■ What you should do ■
Report every line below that holds the word "title".

-*-

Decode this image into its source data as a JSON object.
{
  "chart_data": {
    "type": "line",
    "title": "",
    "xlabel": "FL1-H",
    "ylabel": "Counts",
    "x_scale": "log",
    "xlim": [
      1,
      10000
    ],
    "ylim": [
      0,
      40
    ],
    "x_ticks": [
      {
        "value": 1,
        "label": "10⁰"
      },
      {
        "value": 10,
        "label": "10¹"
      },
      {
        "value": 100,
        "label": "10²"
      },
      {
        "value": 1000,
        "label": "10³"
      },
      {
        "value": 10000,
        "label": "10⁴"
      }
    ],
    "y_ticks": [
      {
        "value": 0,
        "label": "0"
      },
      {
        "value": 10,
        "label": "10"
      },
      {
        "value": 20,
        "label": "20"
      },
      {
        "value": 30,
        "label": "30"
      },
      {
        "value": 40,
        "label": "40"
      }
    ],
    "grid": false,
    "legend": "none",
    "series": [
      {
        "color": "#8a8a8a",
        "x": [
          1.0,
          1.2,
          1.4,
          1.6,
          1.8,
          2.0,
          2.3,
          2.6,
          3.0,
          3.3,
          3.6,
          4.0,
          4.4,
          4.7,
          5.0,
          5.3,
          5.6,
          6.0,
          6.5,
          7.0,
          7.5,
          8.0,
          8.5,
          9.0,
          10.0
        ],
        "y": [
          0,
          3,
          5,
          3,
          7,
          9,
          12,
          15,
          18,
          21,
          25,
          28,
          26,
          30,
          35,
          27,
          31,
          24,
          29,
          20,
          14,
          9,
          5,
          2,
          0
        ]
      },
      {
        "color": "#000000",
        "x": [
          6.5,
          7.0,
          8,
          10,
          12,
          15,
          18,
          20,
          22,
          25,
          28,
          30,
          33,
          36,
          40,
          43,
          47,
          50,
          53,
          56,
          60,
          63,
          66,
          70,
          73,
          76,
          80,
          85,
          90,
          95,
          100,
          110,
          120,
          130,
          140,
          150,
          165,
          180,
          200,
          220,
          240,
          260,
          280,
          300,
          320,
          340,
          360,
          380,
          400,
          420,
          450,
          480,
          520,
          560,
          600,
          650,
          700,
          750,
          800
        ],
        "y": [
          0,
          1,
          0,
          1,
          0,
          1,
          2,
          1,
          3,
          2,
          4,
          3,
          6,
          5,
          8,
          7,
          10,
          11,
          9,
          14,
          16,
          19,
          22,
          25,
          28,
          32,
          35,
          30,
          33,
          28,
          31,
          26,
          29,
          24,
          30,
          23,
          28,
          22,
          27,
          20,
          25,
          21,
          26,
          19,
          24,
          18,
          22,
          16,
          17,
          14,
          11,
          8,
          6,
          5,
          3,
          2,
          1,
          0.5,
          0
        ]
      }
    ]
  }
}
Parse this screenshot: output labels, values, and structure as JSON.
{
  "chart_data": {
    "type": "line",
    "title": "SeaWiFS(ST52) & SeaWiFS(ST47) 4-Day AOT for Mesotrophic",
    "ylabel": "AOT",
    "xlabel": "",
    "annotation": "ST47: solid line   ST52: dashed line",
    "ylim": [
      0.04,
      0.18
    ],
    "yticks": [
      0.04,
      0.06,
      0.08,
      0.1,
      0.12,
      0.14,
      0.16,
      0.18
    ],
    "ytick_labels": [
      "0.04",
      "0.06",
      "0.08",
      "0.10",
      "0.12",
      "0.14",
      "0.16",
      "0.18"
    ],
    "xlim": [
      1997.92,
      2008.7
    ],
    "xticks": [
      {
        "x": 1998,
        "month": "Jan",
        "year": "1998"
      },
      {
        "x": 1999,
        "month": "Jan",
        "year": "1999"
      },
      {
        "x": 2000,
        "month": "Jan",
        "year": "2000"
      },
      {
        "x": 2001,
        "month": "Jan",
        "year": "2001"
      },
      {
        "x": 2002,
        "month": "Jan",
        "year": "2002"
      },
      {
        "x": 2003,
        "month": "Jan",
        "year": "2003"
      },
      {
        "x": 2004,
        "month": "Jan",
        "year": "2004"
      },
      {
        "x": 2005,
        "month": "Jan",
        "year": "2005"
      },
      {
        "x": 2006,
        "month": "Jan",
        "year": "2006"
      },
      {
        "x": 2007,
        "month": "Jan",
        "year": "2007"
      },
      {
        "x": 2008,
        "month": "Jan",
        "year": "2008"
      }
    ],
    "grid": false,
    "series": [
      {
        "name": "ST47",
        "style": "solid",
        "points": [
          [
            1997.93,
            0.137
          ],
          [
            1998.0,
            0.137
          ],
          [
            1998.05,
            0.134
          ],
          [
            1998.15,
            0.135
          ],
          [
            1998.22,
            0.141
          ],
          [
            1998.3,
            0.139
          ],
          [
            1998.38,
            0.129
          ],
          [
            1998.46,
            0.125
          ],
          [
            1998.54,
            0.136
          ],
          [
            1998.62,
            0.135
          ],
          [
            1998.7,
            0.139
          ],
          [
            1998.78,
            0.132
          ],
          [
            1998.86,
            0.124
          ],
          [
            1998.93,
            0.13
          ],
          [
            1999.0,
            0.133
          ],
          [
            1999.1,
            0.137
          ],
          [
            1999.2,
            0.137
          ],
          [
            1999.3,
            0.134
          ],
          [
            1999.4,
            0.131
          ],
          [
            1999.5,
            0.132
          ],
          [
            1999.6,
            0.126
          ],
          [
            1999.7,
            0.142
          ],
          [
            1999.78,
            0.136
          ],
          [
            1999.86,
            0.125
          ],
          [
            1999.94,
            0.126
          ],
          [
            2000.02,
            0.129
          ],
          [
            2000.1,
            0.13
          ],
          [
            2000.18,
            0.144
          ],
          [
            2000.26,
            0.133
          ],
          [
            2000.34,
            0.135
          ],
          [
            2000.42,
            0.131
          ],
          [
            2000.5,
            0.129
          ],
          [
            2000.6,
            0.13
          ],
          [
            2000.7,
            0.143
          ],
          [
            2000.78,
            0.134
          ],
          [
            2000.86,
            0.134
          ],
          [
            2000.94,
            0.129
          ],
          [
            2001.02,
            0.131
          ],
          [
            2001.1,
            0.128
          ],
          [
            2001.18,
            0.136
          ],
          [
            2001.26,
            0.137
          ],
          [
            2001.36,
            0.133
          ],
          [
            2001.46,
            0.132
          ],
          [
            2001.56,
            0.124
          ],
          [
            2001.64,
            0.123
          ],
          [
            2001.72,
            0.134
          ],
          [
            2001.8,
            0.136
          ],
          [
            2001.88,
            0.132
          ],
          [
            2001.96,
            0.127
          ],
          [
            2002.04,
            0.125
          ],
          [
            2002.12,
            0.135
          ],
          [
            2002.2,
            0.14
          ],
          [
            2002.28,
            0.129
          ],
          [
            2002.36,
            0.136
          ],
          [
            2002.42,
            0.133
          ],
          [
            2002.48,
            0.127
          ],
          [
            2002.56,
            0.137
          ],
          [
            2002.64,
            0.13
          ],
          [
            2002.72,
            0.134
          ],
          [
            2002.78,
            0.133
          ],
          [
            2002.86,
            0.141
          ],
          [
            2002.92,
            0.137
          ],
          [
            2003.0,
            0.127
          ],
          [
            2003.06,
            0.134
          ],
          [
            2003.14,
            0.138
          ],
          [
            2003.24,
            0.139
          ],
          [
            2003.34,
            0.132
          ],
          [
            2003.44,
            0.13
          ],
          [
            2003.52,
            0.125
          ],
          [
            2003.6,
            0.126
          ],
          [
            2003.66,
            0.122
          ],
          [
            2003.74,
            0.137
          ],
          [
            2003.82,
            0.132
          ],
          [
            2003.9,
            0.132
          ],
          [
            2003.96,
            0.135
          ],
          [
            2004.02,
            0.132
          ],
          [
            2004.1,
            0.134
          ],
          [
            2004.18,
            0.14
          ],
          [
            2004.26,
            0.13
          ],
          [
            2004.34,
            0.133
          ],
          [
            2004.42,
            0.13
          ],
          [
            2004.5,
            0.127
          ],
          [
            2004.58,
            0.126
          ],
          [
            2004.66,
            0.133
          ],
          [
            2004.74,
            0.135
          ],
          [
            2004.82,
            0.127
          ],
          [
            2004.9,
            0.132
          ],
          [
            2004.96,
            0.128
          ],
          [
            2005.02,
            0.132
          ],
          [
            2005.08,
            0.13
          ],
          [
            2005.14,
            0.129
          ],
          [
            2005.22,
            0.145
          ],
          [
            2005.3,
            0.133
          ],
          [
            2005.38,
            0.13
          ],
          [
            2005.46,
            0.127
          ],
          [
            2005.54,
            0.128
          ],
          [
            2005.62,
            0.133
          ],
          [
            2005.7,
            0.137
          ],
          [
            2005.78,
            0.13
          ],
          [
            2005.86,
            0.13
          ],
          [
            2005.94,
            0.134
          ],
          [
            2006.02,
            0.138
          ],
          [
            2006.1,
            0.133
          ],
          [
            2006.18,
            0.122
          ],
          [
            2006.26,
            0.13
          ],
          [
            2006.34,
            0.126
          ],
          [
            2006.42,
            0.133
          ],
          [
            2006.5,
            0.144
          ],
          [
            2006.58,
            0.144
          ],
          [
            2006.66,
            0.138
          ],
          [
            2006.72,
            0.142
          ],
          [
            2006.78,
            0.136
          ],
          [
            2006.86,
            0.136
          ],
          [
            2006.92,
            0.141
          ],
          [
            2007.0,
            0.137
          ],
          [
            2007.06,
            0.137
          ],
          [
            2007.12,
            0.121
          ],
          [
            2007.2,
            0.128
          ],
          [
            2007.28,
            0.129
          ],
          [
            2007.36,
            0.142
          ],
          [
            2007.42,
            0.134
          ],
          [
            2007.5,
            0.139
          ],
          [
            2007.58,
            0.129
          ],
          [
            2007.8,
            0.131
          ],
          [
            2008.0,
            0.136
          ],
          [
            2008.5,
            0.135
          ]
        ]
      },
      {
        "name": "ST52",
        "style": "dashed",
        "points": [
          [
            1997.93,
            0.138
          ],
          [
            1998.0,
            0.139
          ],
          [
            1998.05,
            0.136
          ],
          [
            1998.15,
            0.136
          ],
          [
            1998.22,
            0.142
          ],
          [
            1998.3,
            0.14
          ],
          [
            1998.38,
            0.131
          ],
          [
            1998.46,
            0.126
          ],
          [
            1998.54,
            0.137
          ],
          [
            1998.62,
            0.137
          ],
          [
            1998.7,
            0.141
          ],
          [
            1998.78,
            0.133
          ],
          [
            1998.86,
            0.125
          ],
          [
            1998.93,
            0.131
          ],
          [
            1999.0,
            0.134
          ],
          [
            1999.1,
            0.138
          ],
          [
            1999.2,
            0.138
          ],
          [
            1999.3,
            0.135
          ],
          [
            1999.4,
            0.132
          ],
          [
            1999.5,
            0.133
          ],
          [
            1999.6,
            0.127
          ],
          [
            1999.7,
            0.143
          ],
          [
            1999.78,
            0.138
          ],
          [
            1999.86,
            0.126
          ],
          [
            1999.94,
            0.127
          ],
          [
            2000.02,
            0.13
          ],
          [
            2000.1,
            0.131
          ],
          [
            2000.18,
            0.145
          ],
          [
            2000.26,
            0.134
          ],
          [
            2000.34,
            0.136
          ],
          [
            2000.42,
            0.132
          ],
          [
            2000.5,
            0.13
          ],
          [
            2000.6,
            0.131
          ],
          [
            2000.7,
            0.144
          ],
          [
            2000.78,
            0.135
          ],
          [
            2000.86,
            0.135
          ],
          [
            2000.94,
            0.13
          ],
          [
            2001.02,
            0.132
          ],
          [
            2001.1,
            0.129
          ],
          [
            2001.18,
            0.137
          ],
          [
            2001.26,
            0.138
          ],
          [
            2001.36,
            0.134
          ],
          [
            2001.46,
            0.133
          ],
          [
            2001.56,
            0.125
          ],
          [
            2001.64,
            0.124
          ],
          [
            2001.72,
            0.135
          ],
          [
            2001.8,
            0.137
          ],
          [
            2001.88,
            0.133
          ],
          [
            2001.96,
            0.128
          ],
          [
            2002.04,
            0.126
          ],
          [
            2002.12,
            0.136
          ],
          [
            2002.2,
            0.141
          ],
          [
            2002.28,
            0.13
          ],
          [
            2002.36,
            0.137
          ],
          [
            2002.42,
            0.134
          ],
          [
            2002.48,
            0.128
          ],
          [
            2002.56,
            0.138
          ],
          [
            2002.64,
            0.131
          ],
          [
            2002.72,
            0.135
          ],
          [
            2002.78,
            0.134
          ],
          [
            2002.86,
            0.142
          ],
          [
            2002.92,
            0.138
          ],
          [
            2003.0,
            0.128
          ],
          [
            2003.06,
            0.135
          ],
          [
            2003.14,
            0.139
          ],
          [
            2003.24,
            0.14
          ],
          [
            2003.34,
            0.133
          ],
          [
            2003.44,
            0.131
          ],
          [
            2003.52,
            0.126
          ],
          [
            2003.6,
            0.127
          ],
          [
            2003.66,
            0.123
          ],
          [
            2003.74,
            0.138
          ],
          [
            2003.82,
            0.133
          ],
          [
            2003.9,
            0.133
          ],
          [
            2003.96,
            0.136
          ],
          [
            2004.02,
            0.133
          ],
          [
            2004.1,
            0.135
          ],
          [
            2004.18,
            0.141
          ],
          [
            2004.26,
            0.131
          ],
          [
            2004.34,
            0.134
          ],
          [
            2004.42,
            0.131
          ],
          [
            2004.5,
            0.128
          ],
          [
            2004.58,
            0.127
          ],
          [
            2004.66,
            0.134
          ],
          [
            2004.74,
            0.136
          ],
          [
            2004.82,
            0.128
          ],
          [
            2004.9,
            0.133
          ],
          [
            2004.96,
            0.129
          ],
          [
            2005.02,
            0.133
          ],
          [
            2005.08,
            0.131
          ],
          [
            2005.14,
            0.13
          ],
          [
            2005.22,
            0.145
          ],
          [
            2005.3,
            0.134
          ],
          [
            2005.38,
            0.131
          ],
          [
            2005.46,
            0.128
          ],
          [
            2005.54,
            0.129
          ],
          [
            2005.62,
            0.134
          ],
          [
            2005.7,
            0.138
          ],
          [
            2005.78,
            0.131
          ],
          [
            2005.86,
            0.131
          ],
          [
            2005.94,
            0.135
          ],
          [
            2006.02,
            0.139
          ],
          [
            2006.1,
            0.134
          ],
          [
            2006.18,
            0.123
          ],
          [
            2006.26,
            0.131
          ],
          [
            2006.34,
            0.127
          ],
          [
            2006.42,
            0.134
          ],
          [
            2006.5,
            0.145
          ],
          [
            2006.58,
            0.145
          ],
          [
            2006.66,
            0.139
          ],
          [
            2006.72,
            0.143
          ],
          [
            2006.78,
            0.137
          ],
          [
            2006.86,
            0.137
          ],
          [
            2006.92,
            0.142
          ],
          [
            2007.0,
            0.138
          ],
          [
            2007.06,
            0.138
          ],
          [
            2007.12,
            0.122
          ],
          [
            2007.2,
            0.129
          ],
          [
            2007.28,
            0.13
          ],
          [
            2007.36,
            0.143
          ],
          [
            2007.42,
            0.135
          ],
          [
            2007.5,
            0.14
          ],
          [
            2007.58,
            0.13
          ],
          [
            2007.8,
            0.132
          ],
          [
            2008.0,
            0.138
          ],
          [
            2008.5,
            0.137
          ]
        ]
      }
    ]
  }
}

-*-

■ Response below ■
    "title": "",
    "title": "SeaWiFS(ST52) & SeaWiFS(ST47) 4-Day AOT for Mesotrophic",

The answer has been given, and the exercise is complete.